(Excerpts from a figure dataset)

* Begin *

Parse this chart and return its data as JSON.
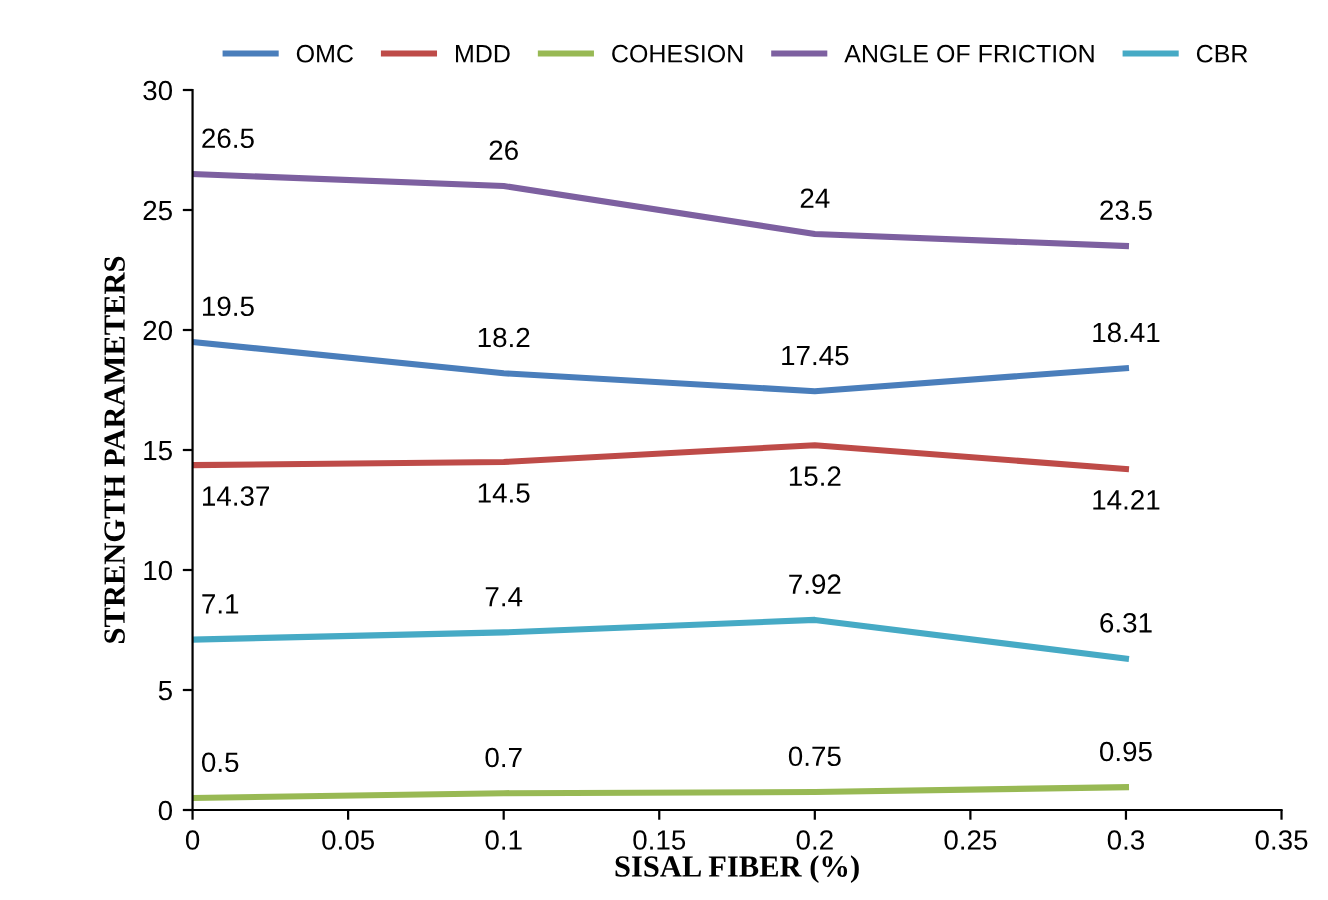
{
  "chart_data": {
    "type": "line",
    "xlabel": "SISAL FIBER (%)",
    "ylabel": "STRENGTH PARAMETERS",
    "x": [
      0,
      0.1,
      0.2,
      0.3
    ],
    "series": [
      {
        "name": "OMC",
        "color": "#4a7ebb",
        "values": [
          19.5,
          18.2,
          17.45,
          18.41
        ]
      },
      {
        "name": "MDD",
        "color": "#be4b48",
        "values": [
          14.37,
          14.5,
          15.2,
          14.21
        ]
      },
      {
        "name": "COHESION",
        "color": "#98b954",
        "values": [
          0.5,
          0.7,
          0.75,
          0.95
        ]
      },
      {
        "name": "ANGLE OF FRICTION",
        "color": "#7d60a0",
        "values": [
          26.5,
          26,
          24,
          23.5
        ]
      },
      {
        "name": "CBR",
        "color": "#46aac5",
        "values": [
          7.1,
          7.4,
          7.92,
          6.31
        ]
      }
    ],
    "xlim": [
      0,
      0.35
    ],
    "xticks": [
      0,
      0.05,
      0.1,
      0.15,
      0.2,
      0.25,
      0.3,
      0.35
    ],
    "ylim": [
      0,
      30
    ],
    "yticks": [
      0,
      5,
      10,
      15,
      20,
      25,
      30
    ],
    "data_labels": true,
    "legend": "top",
    "grid": false,
    "marker": "none",
    "line_style": "solid"
  }
}
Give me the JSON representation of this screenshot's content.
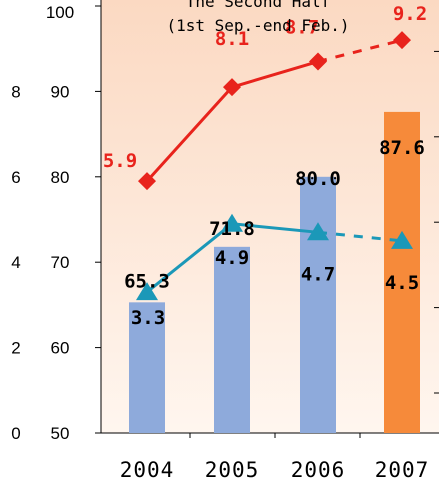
{
  "chart_data": {
    "type": "bar",
    "title_line1": "The Second Half",
    "title_line2": "(1st Sep.-end Feb.)",
    "categories": [
      "2004",
      "2005",
      "2006",
      "2007"
    ],
    "left_axis_ticks": [
      "0",
      "2",
      "4",
      "6",
      "8"
    ],
    "middle_axis_ticks": [
      "50",
      "60",
      "70",
      "80",
      "90",
      "100"
    ],
    "ylim_bar": [
      50,
      100
    ],
    "ylim_line": [
      0,
      10
    ],
    "bars": {
      "values": [
        65.3,
        71.8,
        80.0,
        87.6
      ],
      "labels": [
        "65.3",
        "71.8",
        "80.0",
        "87.6"
      ],
      "colors": [
        "#8eaadb",
        "#8eaadb",
        "#8eaadb",
        "#f68a3a"
      ]
    },
    "series": [
      {
        "values": [
          5.9,
          8.1,
          8.7,
          9.2
        ],
        "labels": [
          "5.9",
          "8.1",
          "8.7",
          "9.2"
        ],
        "color": "#e8231c",
        "marker": "diamond",
        "dashed_last_segment": true
      },
      {
        "values": [
          3.3,
          4.9,
          4.7,
          4.5
        ],
        "labels": [
          "3.3",
          "4.9",
          "4.7",
          "4.5"
        ],
        "color": "#1b98b8",
        "marker": "triangle",
        "dashed_last_segment": true
      }
    ],
    "colors": {
      "plot_bg_top": "#fbd9c2",
      "plot_bg_bottom": "#fff6ef"
    }
  }
}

* End *

» TASK DETAILS: From the listing above, return each line with the word "marker".

» THE OUTPUT:
    "marker": "none",
        "marker": "diamond",
        "marker": "triangle",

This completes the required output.